> _What needs to be done_:
Every line with the string "item" should be gathered.
=====
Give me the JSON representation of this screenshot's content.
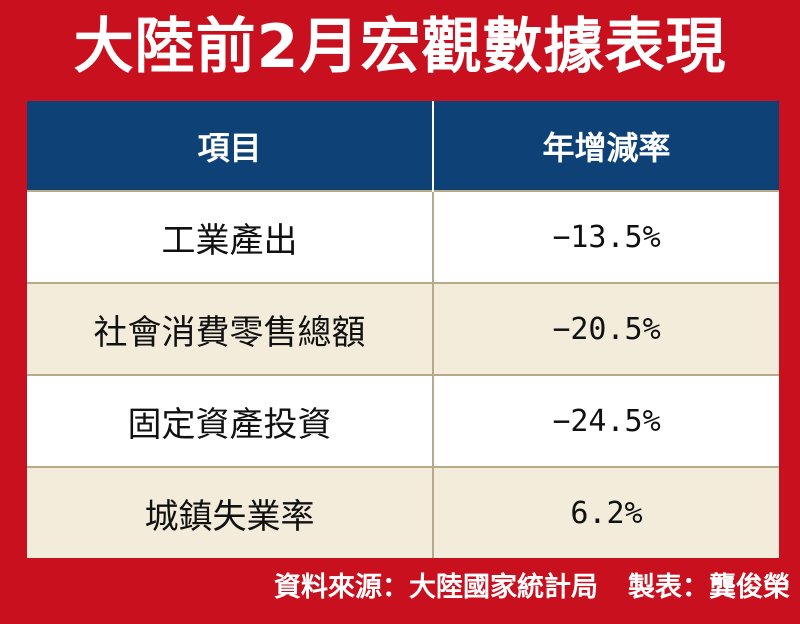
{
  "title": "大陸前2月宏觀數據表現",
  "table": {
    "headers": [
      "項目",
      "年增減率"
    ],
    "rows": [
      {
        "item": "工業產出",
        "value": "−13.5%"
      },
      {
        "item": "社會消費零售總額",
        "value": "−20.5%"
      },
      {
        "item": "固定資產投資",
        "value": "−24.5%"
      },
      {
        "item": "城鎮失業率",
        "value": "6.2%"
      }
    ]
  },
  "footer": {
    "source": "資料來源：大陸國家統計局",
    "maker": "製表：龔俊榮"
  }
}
=====
> _Solution to the problem_:
        "item": "工業產出",
        "item": "社會消費零售總額",
        "item": "固定資產投資",
        "item": "城鎮失業率",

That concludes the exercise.